_PAGE EXTRACT_
>> BEGIN

Property owners pay this tax
separate from the real estate
taxes.
·
Taxable income: Always check
with your tax professional, but the
IRS (and your State where
applicable) will likely consider any
income you receive from renting out
the property as taxable income. You
will want to maintain detailed
records of expenses to help offset
the income tax liability.
·
Tax write-off: If you use the
property strictly as a second home,
never a rental, most likely you can
deduct the mortgage interest and
property taxes on your income
taxes. Always check with your tax
professional.
3.
Value for Your Dollar?
Now that you have an estimate of all
the expenses, you have to decide if
the value (personal use or rental
income) outweighs the out of pocket
expenses. Consider the number of
days you will realistically use the
property. Next, find an equivalent
property you could rent for your own
use during those times (home, condo,
or a hotel). You may find that you
can rent a property substantially
less than the cost of owning, and it
is certainly a lot less worry.
I recently came to this conclusion
on a beachfront condo I owned in
Florida. I found I used the condo a
lot less than I had expected, yet I
still had a large monthly outlay of
cash. I realized I could rent a
luxury hotel room with a much better
view of the ocean for 5 days every
month for the same cost of
maintaining condo. In reality, I
would never go anywhere 5 days every
month, including my own condo, so
the actual cost would be much less.

>> END

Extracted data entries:
>> BEGIN

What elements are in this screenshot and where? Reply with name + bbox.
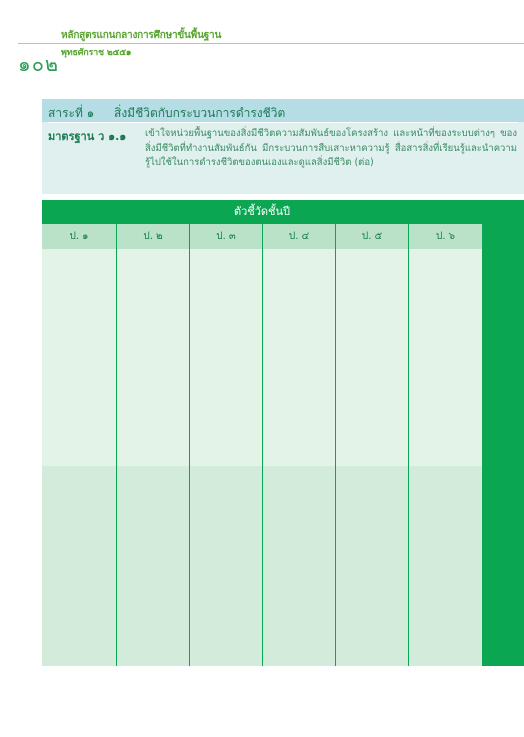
indicator-table (42, 200, 524, 666)
column-header: ป. ๒ (117, 224, 189, 249)
column-body (117, 249, 189, 666)
column-header: ป. ๖ (409, 224, 482, 249)
document-title: หลักสูตรแกนกลางการศึกษาขั้นพื้นฐาน (61, 30, 222, 41)
grade-column (408, 224, 482, 666)
grade-column (116, 224, 189, 666)
page-number: ๑๐๒ (18, 52, 60, 76)
grade-column (335, 224, 408, 666)
strand-title: สิ่งมีชีวิตกับกระบวนการดำรงชีวิต (114, 106, 286, 120)
column-body (263, 249, 335, 666)
column-body (336, 249, 408, 666)
strand-divider (48, 122, 518, 123)
grade-column (42, 224, 116, 666)
grade-column (189, 224, 262, 666)
standard-text: เข้าใจหน่วยพื้นฐานของสิ่งมีชีวิตความสัมพันธ์ของโครงสร้าง และหน้าที่ของระบบต่างๆ ของสิ่งมีชีวิตที่ทำงานสัมพันธ์กัน มีกระบวนการสืบเสาะหาความรู้ สื่อสารสิ่งที่เรียนรู้และนำความรู้ไปใช้ในการดำรงชีวิตของตนเองและดูแลสิ่งมีชีวิต (ต่อ) (145, 128, 517, 168)
grade-column (262, 224, 335, 666)
table-title: ตัวชี้วัดชั้นปี (233, 205, 291, 218)
standard-label: มาตรฐาน ว ๑.๑ (48, 130, 127, 143)
document-subtitle: พุทธศักราช ๒๕๕๑ (61, 48, 132, 58)
strand-header (42, 99, 524, 122)
column-body (42, 249, 116, 666)
column-header: ป. ๔ (263, 224, 335, 249)
column-header: ป. ๕ (336, 224, 408, 249)
strand-label: สาระที่ ๑ (48, 106, 95, 120)
column-body (409, 249, 482, 666)
strand-box (42, 99, 524, 194)
table-columns (42, 224, 482, 666)
column-header: ป. ๓ (190, 224, 262, 249)
column-body (190, 249, 262, 666)
header-divider (18, 43, 524, 44)
column-header: ป. ๑ (42, 224, 116, 249)
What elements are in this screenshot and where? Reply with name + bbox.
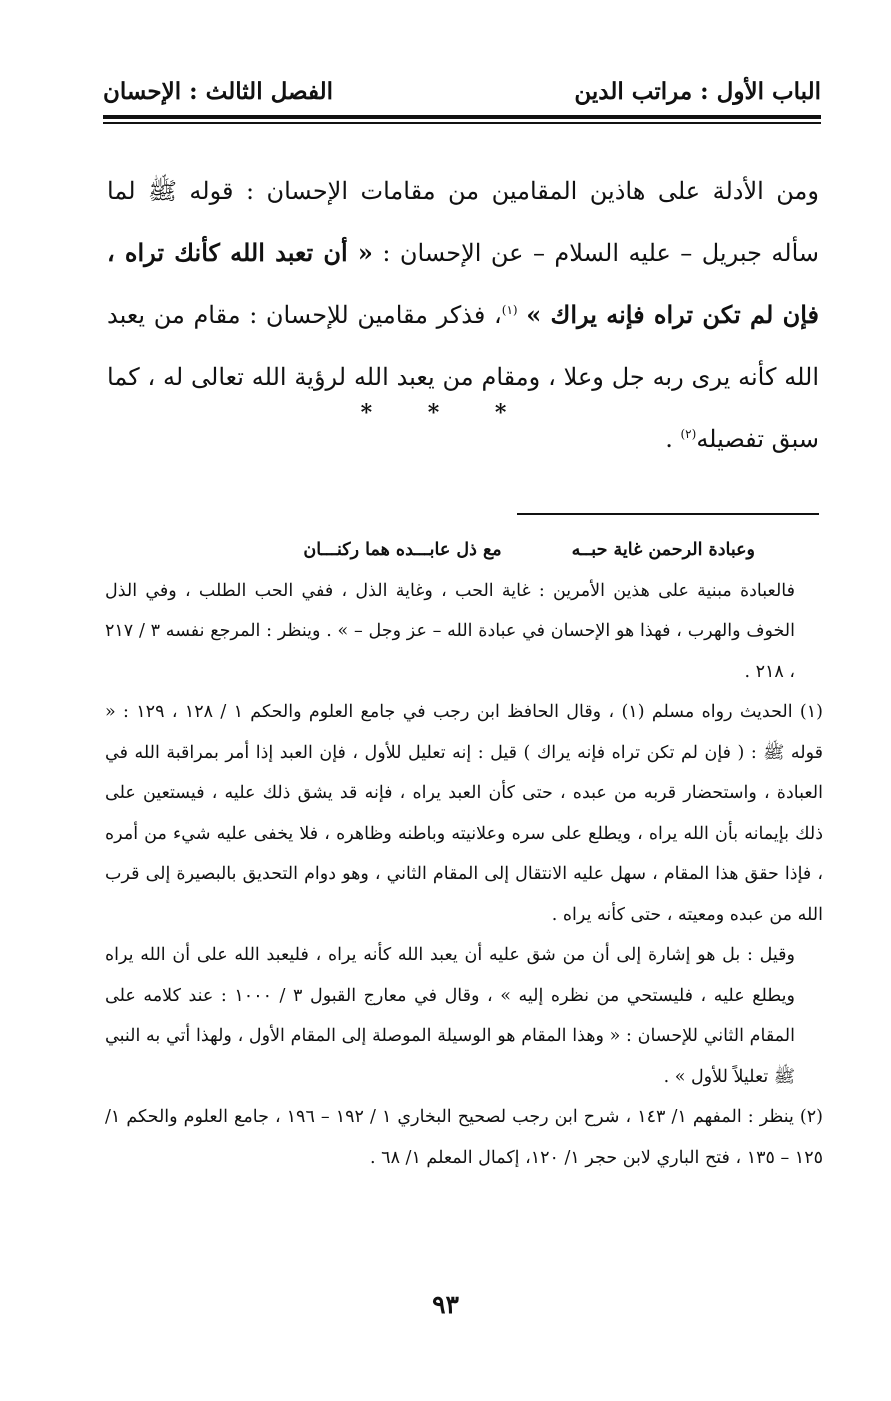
hadith-quote: « أن تعبد الله كأنك تراه ، فإن لم تكن تراه فإنه يراك » (107, 238, 820, 329)
footnote-1-continued: وقيل : بل هو إشارة إلى أن من شق عليه أن يعبد الله كأنه يراه ، فليعبد الله على أن الله يراه ويطلع عليه ، فليستحي من نظره إليه » ، وقال في معارج القبول ٣ / ١٠٠٠ : عند كلامه على المقام الثاني للإحسان : « وهذا المقام هو الوسيلة الموصلة إلى المقام الأول ، ولهذا أتي به النبي ﷺ تعليلاً للأول » . (105, 945, 795, 1087)
footnote-continuation: فالعبادة مبنية على هذين الأمرين : غاية الحب ، وغاية الذل ، ففي الحب الطلب ، وفي الذل الخوف والهرب ، فهذا هو الإحسان في عبادة الله – عز وجل – » . وينظر : المرجع نفسه ٣ / ٢١٧ ، ٢١٨ . (105, 580, 795, 682)
verse-second-hemistich: مع ذل عابـــده هما ركنـــان (303, 540, 502, 560)
main-text-body: ، فذكر مقامين للإحسان : مقام من يعبد الله كأنه يرى ربه جل وعلا ، ومقام من يعبد الله لرؤية الله تعالى له ، كما سبق تفصيله (107, 301, 819, 453)
footnote-separator-line (517, 513, 819, 515)
verse-first-hemistich: وعبادة الرحمن غاية حبــه (571, 540, 755, 560)
footnote-1: (١) الحديث رواه مسلم (١) ، وقال الحافظ ابن رجب في جامع العلوم والحكم ١ / ١٢٨ ، ١٢٩ : « قوله ﷺ : ( فإن لم تكن تراه فإنه يراك ) قيل : إنه تعليل للأول ، فإن العبد إذا أمر بمراقبة الله في العبادة ، واستحضار قربه من عبده ، حتى كأن العبد يراه ، فإنه قد يشق ذلك عليه ، فيستعين على ذلك بإيمانه بأن الله يراه ، ويطلع على سره وعلانيته وباطنه وظاهره ، فلا يخفى عليه شيء من أمره ، فإذا حقق هذا المقام ، سهل عليه الانتقال إلى المقام الثاني ، وهو دوام التحديق بالبصيرة إلى قرب الله من عبده ومعيته ، حتى كأنه يراه . (105, 702, 823, 925)
header-rule-thick (103, 115, 821, 119)
section-title: الفصل الثالث : الإحسان (103, 78, 333, 105)
footnote-ref-2: (٢) (680, 427, 697, 441)
footnote-ref-1: (١) (501, 303, 518, 317)
main-text-intro: ومن الأدلة على هاذين المقامين من مقامات الإحسان : قوله ﷺ لما سأله جبريل – عليه السلام – عن الإحسان : (107, 177, 819, 267)
running-header (103, 74, 821, 112)
main-text-end: . (665, 425, 681, 453)
footnotes (105, 530, 823, 1178)
chapter-title: الباب الأول : مراتب الدين (574, 78, 821, 105)
section-separator: * * * (360, 400, 531, 426)
poem-verse (105, 530, 823, 571)
header-rule-thin (103, 122, 821, 124)
page-number: ٩٣ (432, 1290, 459, 1319)
footnote-2: (٢) ينظر : المفهم ١/ ١٤٣ ، شرح ابن رجب لصحيح البخاري ١ / ١٩٢ – ١٩٦ ، جامع العلوم والحكم ١/ ١٢٥ – ١٣٥ ، فتح الباري لابن حجر ١/ ١٢٠، إكمال المعلم ١/ ٦٨ . (105, 1107, 823, 1168)
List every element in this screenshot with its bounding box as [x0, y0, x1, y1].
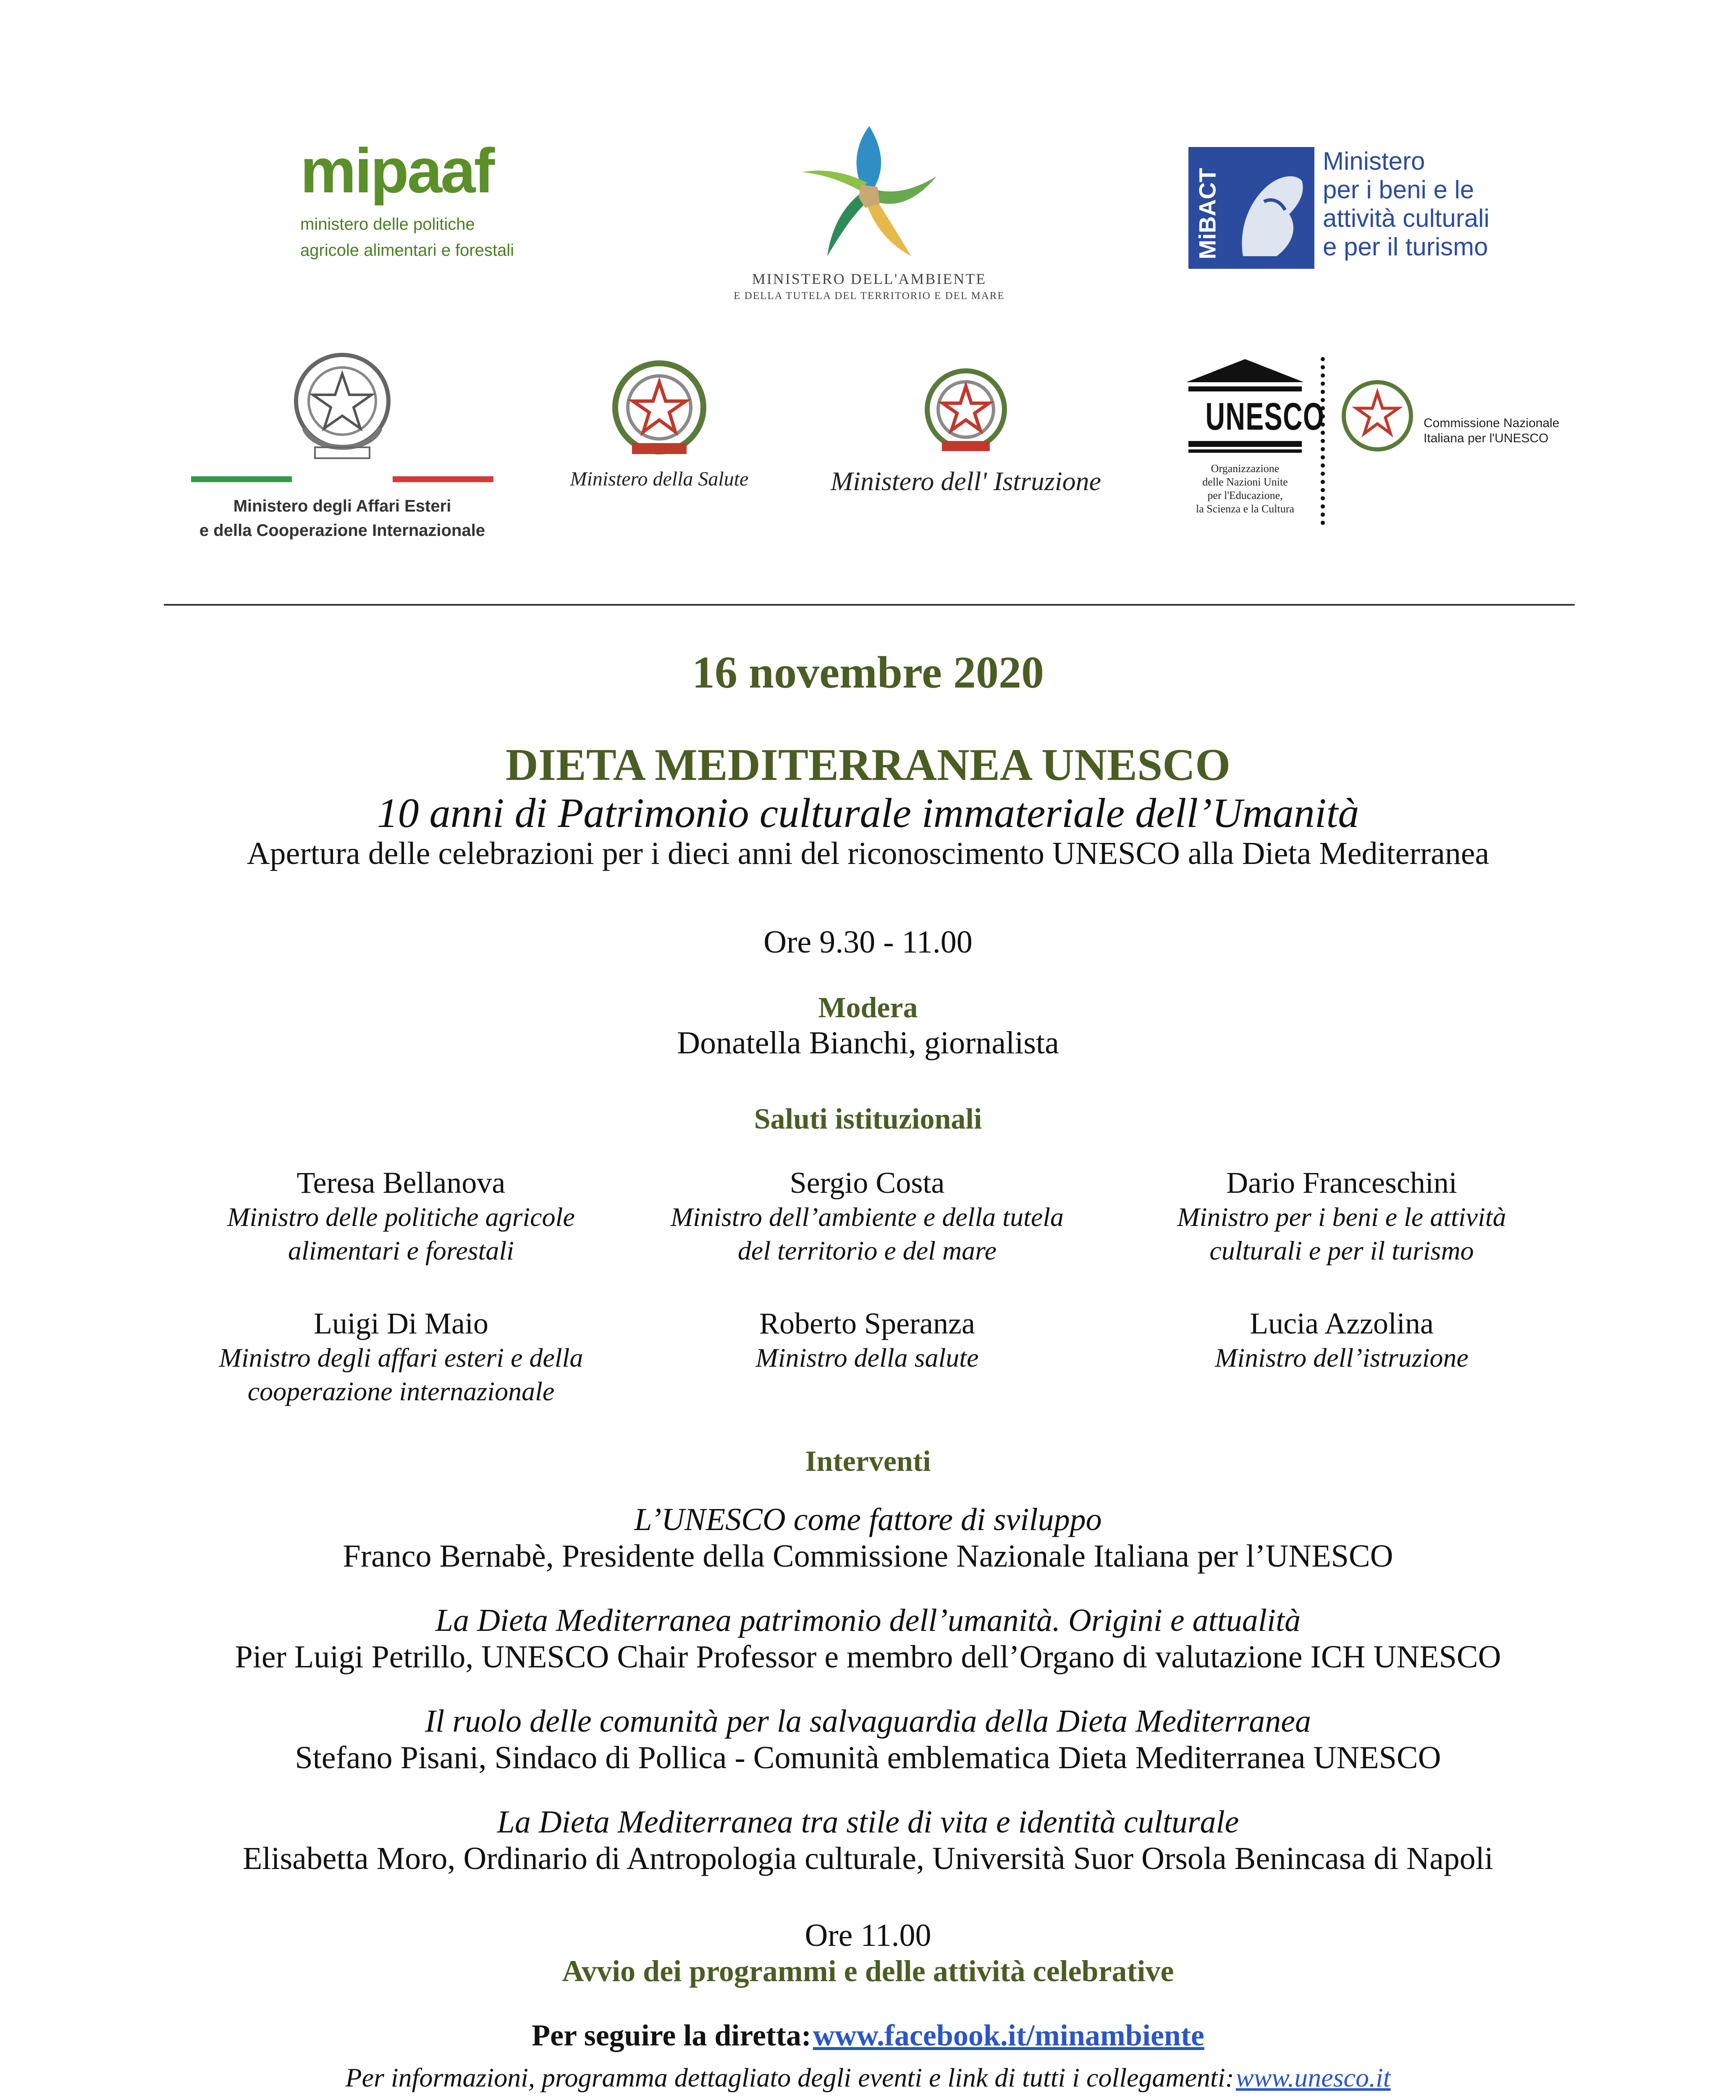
- info-section: [0, 2062, 1736, 2093]
- moderator-section: [0, 991, 1736, 1061]
- person-role-line1: Ministro dell’istruzione: [1215, 1343, 1469, 1373]
- event-description: Apertura delle celebrazioni per i dieci anni del riconoscimento UNESCO alla Dieta Mediterranea: [247, 836, 1489, 871]
- unesco-label: [1184, 462, 1306, 516]
- person-role-line1: Ministro per i beni e le attività: [1177, 1202, 1506, 1232]
- closing-section: [0, 1917, 1736, 1989]
- tricolor-line: [191, 476, 493, 482]
- event-header: [0, 647, 1736, 699]
- person-card: [160, 1306, 642, 1408]
- talk-speaker: Pier Luigi Petrillo, UNESCO Chair Professor e membro dell’Organo di valutazione ICH UNESCO: [235, 1639, 1501, 1675]
- dotted-divider: [1321, 357, 1325, 525]
- person-card: [626, 1306, 1109, 1375]
- mibact-line3: attività culturali: [1323, 204, 1489, 232]
- ambiente-star-icon: [798, 122, 941, 265]
- ambiente-line2: E DELLA TUTELA DEL TERRITORIO E DEL MARE: [734, 290, 1005, 302]
- person-name: Sergio Costa: [789, 1166, 945, 1200]
- unesco-line4: la Scienza e la Cultura: [1196, 503, 1294, 515]
- greetings-heading: Saluti istituzionali: [754, 1103, 982, 1135]
- person-name: Dario Franceschini: [1226, 1166, 1457, 1200]
- talk-speaker: Stefano Pisani, Sindaco di Pollica - Comunità emblematica Dieta Mediterranea UNESCO: [295, 1740, 1441, 1775]
- istruzione-emblem-icon: [918, 361, 1014, 458]
- event-title-block: [0, 739, 1736, 872]
- commission-line2: Italiana per l'UNESCO: [1424, 431, 1549, 445]
- person-role-line1: Ministro dell’ambiente e della tutela: [670, 1202, 1064, 1232]
- person-name: Roberto Speranza: [759, 1307, 975, 1340]
- mipaaf-line2: agricole alimentari e forestali: [300, 241, 514, 260]
- person-role-line2: alimentari e forestali: [288, 1236, 514, 1265]
- talk-item: [0, 1502, 1736, 1575]
- person-card: [1100, 1166, 1583, 1268]
- ambiente-line1: MINISTERO DELL'AMBIENTE: [752, 270, 987, 287]
- commission-emblem-icon: [1335, 374, 1419, 458]
- talks-heading: Interventi: [805, 1445, 931, 1478]
- person-role-line1: Ministro della salute: [755, 1343, 979, 1373]
- info-text: Per informazioni, programma dettagliato degli eventi e link di tutti i collegamenti:: [345, 2063, 1234, 2092]
- esteri-logo: [191, 344, 493, 543]
- person-role-line1: Ministro delle politiche agricole: [227, 1202, 575, 1232]
- talk-topic: Il ruolo delle comunità per la salvaguardia della Dieta Mediterranea: [425, 1704, 1311, 1739]
- live-label: Per seguire la diretta:: [532, 2019, 811, 2052]
- closing-time: Ore 11.00: [805, 1918, 931, 1953]
- person-name: Lucia Azzolina: [1250, 1307, 1434, 1340]
- talk-topic: La Dieta Mediterranea tra stile di vita e identità culturale: [497, 1804, 1239, 1840]
- person-role-line2: culturali e per il turismo: [1209, 1236, 1474, 1265]
- top-divider: [164, 604, 1575, 606]
- facebook-link[interactable]: www.facebook.it/minambiente: [813, 2019, 1204, 2052]
- republic-emblem-icon: [286, 344, 399, 466]
- commission-text: [1424, 416, 1583, 446]
- unesco-line2: delle Nazioni Unite: [1202, 476, 1288, 488]
- unesco-line3: per l'Educazione,: [1207, 489, 1283, 501]
- talk-speaker: Elisabetta Moro, Ordinario di Antropologia culturale, Università Suor Orsola Benincasa di Napoli: [242, 1841, 1494, 1876]
- moderator-name: Donatella Bianchi, giornalista: [677, 1025, 1059, 1060]
- event-subtitle: 10 anni di Patrimonio culturale immateriale dell’Umanità: [377, 790, 1359, 836]
- person-card: [160, 1166, 642, 1268]
- person-card: [626, 1166, 1109, 1268]
- mibact-box: [1188, 147, 1314, 269]
- person-role-line1: Ministro degli affari esteri e della: [219, 1343, 583, 1373]
- salute-emblem-icon: [605, 353, 714, 462]
- unesco-commission-logo: [1184, 357, 1579, 525]
- mipaaf-line1: ministero delle politiche: [300, 215, 475, 234]
- person-name: Luigi Di Maio: [314, 1307, 488, 1340]
- event-title: DIETA MEDITERRANEA UNESCO: [505, 740, 1231, 790]
- ambiente-logo: [731, 122, 1008, 302]
- unesco-line1: Organizzazione: [1211, 462, 1280, 475]
- talk-topic: La Dieta Mediterranea patrimonio dell’umanità. Origini e attualità: [435, 1603, 1301, 1638]
- event-time: Ore 9.30 - 11.00: [763, 924, 973, 960]
- closing-label: Avvio dei programmi e delle attività celebrative: [562, 1954, 1174, 1988]
- person-name: Teresa Bellanova: [296, 1166, 506, 1200]
- talk-item: [0, 1804, 1736, 1877]
- mibact-line2: per i beni e le: [1323, 176, 1474, 204]
- moderator-heading: Modera: [818, 992, 918, 1024]
- salute-logo: [550, 353, 768, 491]
- mibact-logo: [1188, 126, 1550, 269]
- mibact-line1: Ministero: [1323, 147, 1425, 175]
- mibact-sculpture-icon: [1226, 155, 1310, 260]
- mibact-tag: MiBACT: [1194, 168, 1221, 260]
- person-card: [1100, 1306, 1583, 1375]
- mipaaf-logo: [300, 134, 519, 263]
- talk-topic: L’UNESCO come fattore di sviluppo: [634, 1502, 1102, 1537]
- mibact-line4: e per il turismo: [1323, 233, 1488, 261]
- live-section: [0, 2018, 1736, 2053]
- mibact-text: [1323, 147, 1489, 261]
- istruzione-logo: [798, 361, 1134, 497]
- istruzione-label: Ministero dell' Istruzione: [830, 466, 1101, 496]
- talk-item: [0, 1703, 1736, 1776]
- esteri-line1: Ministero degli Affari Esteri: [233, 497, 451, 515]
- commission-line1: Commissione Nazionale: [1424, 416, 1560, 430]
- salute-label: Ministero della Salute: [570, 468, 749, 490]
- mipaaf-wordmark: mipaaf: [300, 135, 493, 206]
- person-role-line2: cooperazione internazionale: [247, 1376, 555, 1406]
- talk-item: [0, 1602, 1736, 1675]
- person-role-line2: del territorio e del mare: [737, 1236, 997, 1265]
- event-date: 16 novembre 2020: [692, 648, 1044, 698]
- unesco-word-header: UNESCO: [1205, 395, 1325, 438]
- unesco-link[interactable]: www.unesco.it: [1235, 2063, 1391, 2092]
- talk-speaker: Franco Bernabè, Presidente della Commissione Nazionale Italiana per l’UNESCO: [343, 1538, 1393, 1574]
- esteri-line2: e della Cooperazione Internazionale: [199, 521, 485, 540]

>> END

_TASKS TO CARRY OUT_
1/ Reproduce the passage on owning a second home word for word, starting at "I recently came" and ending at "be much less.".
2/ Carry on the passage on owning a second home from its last sentence.

_EXERCISE RESULTS_
1/
I recently came to this conclusion
on a beachfront condo I owned in
Florida. I found I used the condo a
lot less than I had expected, yet I
still had a large monthly outlay of
cash. I realized I could rent a
luxury hotel room with a much better
view of the ocean for 5 days every
month for the same cost of
maintaining condo. In reality, I
would never go anywhere 5 days every
month, including my own condo, so
the actual cost would be much less.

2/
Certainly consideration must be given to
the property’s appreciation. I made
a nice profit when I sold this
property, but if I look at the costs
of carrying the property over the
same period it appreciated, plus the
work I put into the property and all
the worries, the appreciation really
didn’t add up to much. Also keep in
mind there is no guarantee real
estate values will continue to
increase, especially at the rates
seen recently. Values could
decline, at least for some period of
time.
Please do not take this article
coming out against buying second
homes or rental properties. In
fact, I highly recommend it under
the right circumstances. However,
do not take this financial decision
lightly and do not assume you will
make an easy profit. If you
understand your goals, do your
homework, and find the right deal,
buying a second home can be a fun
and profitable experience.
Alan Morgan has been a real estate
investor for nearly two decades. His
rental properties have included
traditional, short term, and
vacation rentals that he has
marketed on his own as well as
through rental agencies located on
the properties. Alan resides in
Florida where he currently owns two
vacation rental properties and works
as a mortgage professional.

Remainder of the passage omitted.